- _Set problem_: Examine the records and identify each line that includes the string "from". Copy those lines.

*** Data provided ***

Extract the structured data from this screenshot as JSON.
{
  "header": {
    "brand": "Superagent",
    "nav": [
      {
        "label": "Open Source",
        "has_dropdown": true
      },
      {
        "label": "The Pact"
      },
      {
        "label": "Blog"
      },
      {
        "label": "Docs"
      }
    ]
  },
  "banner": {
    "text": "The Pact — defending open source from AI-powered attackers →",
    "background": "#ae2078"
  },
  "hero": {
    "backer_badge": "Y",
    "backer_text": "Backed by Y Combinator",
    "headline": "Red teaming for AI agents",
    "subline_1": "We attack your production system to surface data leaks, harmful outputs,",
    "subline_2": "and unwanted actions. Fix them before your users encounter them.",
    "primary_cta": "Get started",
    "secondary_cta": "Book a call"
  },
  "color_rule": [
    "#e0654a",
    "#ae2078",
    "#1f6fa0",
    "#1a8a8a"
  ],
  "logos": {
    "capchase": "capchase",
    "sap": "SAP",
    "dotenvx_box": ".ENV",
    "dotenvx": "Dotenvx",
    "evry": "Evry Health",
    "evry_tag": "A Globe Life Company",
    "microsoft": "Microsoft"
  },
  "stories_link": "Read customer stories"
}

***

- _Result for this task_:
Extract the structured data from this screenshot as JSON.
    "text": "The Pact — defending open source from AI-powered attackers →",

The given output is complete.